## START The data

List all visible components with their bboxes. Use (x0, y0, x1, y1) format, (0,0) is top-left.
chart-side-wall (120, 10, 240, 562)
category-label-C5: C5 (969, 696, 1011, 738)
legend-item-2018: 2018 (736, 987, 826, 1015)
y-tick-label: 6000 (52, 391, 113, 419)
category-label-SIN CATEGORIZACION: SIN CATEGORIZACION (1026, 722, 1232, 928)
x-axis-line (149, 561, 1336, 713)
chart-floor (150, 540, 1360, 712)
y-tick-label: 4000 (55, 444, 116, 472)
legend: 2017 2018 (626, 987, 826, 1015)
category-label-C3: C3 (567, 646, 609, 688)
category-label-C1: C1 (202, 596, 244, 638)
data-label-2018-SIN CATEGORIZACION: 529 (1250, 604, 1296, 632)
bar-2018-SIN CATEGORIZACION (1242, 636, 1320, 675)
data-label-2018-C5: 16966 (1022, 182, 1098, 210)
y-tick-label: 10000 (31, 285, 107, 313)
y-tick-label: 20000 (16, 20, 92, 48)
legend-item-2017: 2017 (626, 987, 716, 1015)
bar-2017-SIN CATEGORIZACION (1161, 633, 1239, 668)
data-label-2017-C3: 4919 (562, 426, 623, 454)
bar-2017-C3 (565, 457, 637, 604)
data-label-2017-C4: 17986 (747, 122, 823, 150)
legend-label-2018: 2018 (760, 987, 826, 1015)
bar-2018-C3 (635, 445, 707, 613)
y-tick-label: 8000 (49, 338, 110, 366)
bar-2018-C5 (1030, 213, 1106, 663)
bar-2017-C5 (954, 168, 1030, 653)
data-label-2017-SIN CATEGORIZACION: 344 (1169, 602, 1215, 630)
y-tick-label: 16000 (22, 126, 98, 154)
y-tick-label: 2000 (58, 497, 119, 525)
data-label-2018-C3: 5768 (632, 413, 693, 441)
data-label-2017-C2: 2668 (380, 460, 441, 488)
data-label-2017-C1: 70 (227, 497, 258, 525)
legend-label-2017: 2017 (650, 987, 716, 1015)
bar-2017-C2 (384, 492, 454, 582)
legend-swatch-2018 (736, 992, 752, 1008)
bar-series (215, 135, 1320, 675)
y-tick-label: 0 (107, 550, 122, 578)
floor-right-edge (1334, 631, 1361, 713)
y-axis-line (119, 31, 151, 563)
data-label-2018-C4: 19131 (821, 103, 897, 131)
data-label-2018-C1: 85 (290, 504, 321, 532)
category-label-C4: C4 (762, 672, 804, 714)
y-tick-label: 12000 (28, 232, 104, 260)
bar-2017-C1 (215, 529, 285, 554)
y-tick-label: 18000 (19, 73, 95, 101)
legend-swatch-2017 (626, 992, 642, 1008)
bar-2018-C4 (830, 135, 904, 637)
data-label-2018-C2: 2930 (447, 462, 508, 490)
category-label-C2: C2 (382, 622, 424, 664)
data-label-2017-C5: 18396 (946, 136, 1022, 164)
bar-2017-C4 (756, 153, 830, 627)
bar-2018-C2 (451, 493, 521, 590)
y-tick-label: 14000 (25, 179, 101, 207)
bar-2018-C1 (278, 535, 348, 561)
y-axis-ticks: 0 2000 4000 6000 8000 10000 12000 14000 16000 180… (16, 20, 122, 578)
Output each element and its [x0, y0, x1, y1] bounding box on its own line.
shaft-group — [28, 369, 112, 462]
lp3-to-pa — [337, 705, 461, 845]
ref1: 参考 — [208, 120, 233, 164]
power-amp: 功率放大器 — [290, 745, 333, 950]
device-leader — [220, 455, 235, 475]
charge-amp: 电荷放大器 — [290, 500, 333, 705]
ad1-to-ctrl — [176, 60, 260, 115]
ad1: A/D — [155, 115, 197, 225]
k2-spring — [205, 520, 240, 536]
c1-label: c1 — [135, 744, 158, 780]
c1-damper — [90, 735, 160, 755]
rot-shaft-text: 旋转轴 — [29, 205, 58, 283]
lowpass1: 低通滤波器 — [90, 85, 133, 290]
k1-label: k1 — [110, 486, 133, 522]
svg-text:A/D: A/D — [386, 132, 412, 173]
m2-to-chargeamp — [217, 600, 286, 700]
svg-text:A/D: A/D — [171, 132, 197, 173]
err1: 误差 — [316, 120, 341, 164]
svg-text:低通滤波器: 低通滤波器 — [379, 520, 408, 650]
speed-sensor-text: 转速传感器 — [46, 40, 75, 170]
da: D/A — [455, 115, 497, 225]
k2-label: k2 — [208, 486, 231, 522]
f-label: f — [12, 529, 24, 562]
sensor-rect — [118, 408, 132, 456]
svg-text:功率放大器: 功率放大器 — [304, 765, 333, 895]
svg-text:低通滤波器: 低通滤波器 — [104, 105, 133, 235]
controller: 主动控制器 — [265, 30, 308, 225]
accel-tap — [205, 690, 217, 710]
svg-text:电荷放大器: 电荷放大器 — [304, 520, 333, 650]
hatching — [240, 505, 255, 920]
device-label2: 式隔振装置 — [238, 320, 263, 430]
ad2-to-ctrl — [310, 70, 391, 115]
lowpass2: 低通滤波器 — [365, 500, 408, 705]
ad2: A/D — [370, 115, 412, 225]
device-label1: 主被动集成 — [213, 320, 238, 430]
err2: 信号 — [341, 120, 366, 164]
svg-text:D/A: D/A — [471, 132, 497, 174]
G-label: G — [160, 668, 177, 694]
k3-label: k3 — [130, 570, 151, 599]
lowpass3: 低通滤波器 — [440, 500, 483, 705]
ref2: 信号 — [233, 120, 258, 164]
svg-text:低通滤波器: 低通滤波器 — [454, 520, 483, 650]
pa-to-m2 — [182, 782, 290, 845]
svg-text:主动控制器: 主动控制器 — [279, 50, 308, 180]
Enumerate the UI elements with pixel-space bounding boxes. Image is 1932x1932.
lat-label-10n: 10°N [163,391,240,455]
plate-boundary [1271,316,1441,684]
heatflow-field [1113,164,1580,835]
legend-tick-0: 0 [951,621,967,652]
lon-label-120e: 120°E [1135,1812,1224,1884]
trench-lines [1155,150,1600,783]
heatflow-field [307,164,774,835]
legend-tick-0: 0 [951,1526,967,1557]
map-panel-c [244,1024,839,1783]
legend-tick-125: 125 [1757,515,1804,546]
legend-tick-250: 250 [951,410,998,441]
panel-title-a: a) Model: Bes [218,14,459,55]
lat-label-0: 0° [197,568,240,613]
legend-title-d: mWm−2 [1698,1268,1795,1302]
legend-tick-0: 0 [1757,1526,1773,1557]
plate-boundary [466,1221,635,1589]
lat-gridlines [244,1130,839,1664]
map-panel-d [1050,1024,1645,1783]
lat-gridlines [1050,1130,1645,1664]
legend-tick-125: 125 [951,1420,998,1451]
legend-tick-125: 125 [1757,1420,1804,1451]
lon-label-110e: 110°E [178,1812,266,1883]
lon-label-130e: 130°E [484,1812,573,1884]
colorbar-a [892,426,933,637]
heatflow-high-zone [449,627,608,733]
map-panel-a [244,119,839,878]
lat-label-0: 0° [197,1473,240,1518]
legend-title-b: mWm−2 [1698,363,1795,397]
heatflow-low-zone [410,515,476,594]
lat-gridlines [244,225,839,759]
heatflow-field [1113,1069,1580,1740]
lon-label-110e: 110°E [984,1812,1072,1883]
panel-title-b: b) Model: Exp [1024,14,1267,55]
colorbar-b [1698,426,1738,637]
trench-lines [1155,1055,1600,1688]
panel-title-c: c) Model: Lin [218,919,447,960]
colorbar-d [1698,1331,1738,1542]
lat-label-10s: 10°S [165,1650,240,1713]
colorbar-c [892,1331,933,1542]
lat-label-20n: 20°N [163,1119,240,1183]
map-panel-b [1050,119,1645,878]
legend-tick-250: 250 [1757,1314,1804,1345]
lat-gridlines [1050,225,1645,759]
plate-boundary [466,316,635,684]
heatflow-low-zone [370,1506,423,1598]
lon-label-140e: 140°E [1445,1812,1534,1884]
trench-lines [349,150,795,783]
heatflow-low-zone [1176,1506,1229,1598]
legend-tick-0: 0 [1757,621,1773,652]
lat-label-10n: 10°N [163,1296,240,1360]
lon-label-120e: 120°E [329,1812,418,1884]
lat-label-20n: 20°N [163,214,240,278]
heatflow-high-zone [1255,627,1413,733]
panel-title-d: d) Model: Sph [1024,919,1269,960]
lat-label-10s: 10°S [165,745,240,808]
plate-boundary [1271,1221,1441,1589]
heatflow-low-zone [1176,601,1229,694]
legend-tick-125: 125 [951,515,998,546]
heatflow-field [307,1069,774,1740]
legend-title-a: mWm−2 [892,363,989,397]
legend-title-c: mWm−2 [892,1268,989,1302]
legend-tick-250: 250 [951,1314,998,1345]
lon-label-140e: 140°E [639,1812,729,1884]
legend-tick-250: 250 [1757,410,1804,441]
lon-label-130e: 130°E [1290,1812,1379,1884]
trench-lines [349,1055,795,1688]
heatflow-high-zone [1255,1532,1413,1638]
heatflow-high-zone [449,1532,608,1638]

## END The data

**Required work**
Rewrite the material from its start through the line containing "y-tick-label: 2000 (58, 497, 119, 525)", substituting "legend-entry" for "legend-item" and leaving everything else unchanged.

**Result of this exercise**
List all visible components with their bboxes. Use (x0, y0, x1, y1) format, (0,0) is top-left.
chart-side-wall (120, 10, 240, 562)
category-label-C5: C5 (969, 696, 1011, 738)
legend-entry-2018: 2018 (736, 987, 826, 1015)
y-tick-label: 6000 (52, 391, 113, 419)
category-label-SIN CATEGORIZACION: SIN CATEGORIZACION (1026, 722, 1232, 928)
x-axis-line (149, 561, 1336, 713)
chart-floor (150, 540, 1360, 712)
y-tick-label: 4000 (55, 444, 116, 472)
legend: 2017 2018 (626, 987, 826, 1015)
category-label-C3: C3 (567, 646, 609, 688)
category-label-C1: C1 (202, 596, 244, 638)
data-label-2018-SIN CATEGORIZACION: 529 (1250, 604, 1296, 632)
bar-2018-SIN CATEGORIZACION (1242, 636, 1320, 675)
data-label-2018-C5: 16966 (1022, 182, 1098, 210)
y-tick-label: 10000 (31, 285, 107, 313)
y-tick-label: 20000 (16, 20, 92, 48)
legend-entry-2017: 2017 (626, 987, 716, 1015)
bar-2017-SIN CATEGORIZACION (1161, 633, 1239, 668)
data-label-2017-C3: 4919 (562, 426, 623, 454)
bar-2017-C3 (565, 457, 637, 604)
data-label-2017-C4: 17986 (747, 122, 823, 150)
legend-label-2018: 2018 (760, 987, 826, 1015)
bar-2018-C3 (635, 445, 707, 613)
y-tick-label: 8000 (49, 338, 110, 366)
bar-2018-C5 (1030, 213, 1106, 663)
bar-2017-C5 (954, 168, 1030, 653)
data-label-2017-SIN CATEGORIZACION: 344 (1169, 602, 1215, 630)
y-tick-label: 16000 (22, 126, 98, 154)
y-tick-label: 2000 (58, 497, 119, 525)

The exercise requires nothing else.